» **Exercise prompt**: Copy the records below exactly, omitting any pictures they contain.

» **Data for the task**:
* Begin *
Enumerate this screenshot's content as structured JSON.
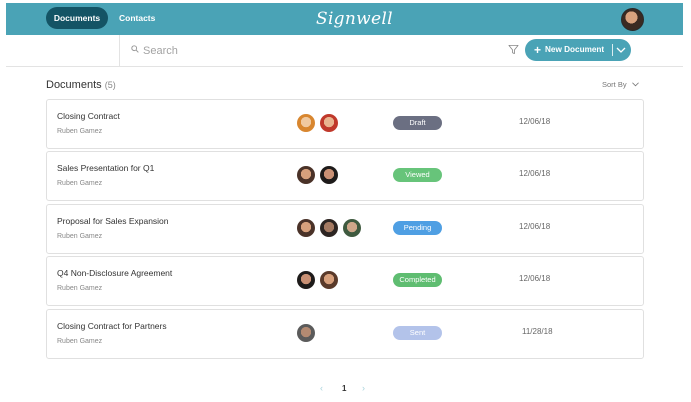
{
  "nav": {
    "documents_label": "Documents",
    "contacts_label": "Contacts",
    "logo_text": "Signwell"
  },
  "search": {
    "placeholder": "Search"
  },
  "toolbar": {
    "new_document_plus": "+",
    "new_document_label": "New Document"
  },
  "list": {
    "title": "Documents",
    "count": "(5)",
    "sort_label": "Sort By"
  },
  "documents": [
    {
      "title": "Closing Contract",
      "owner": "Ruben Gamez",
      "status": "Draft",
      "date": "12/06/18"
    },
    {
      "title": "Sales Presentation for Q1",
      "owner": "Ruben Gamez",
      "status": "Viewed",
      "date": "12/06/18"
    },
    {
      "title": "Proposal for Sales Expansion",
      "owner": "Ruben Gamez",
      "status": "Pending",
      "date": "12/06/18"
    },
    {
      "title": "Q4 Non-Disclosure Agreement",
      "owner": "Ruben Gamez",
      "status": "Completed",
      "date": "12/06/18"
    },
    {
      "title": "Closing Contract for Partners",
      "owner": "Ruben Gamez",
      "status": "Sent",
      "date": "11/28/18"
    }
  ],
  "status_colors": {
    "Draft": "#6b6f82",
    "Viewed": "#67c47a",
    "Pending": "#4f9fe3",
    "Completed": "#5fbd71",
    "Sent": "#b3c3ea"
  },
  "pagination": {
    "prev": "‹",
    "current": "1",
    "next": "›"
  },
  "colors": {
    "brand": "#4aa3b6",
    "nav_active": "#145465"
  }
}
* End *
» **Complete output**:
Enumerate this screenshot's content as structured JSON.
{
  "nav": {
    "documents_label": "Documents",
    "contacts_label": "Contacts",
    "logo_text": "Signwell"
  },
  "search": {
    "placeholder": "Search"
  },
  "toolbar": {
    "new_document_plus": "+",
    "new_document_label": "New Document"
  },
  "list": {
    "title": "Documents",
    "count": "(5)",
    "sort_label": "Sort By"
  },
  "documents": [
    {
      "title": "Closing Contract",
      "owner": "Ruben Gamez",
      "status": "Draft",
      "date": "12/06/18"
    },
    {
      "title": "Sales Presentation for Q1",
      "owner": "Ruben Gamez",
      "status": "Viewed",
      "date": "12/06/18"
    },
    {
      "title": "Proposal for Sales Expansion",
      "owner": "Ruben Gamez",
      "status": "Pending",
      "date": "12/06/18"
    },
    {
      "title": "Q4 Non-Disclosure Agreement",
      "owner": "Ruben Gamez",
      "status": "Completed",
      "date": "12/06/18"
    },
    {
      "title": "Closing Contract for Partners",
      "owner": "Ruben Gamez",
      "status": "Sent",
      "date": "11/28/18"
    }
  ],
  "status_colors": {
    "Draft": "#6b6f82",
    "Viewed": "#67c47a",
    "Pending": "#4f9fe3",
    "Completed": "#5fbd71",
    "Sent": "#b3c3ea"
  },
  "pagination": {
    "prev": "‹",
    "current": "1",
    "next": "›"
  },
  "colors": {
    "brand": "#4aa3b6",
    "nav_active": "#145465"
  }
}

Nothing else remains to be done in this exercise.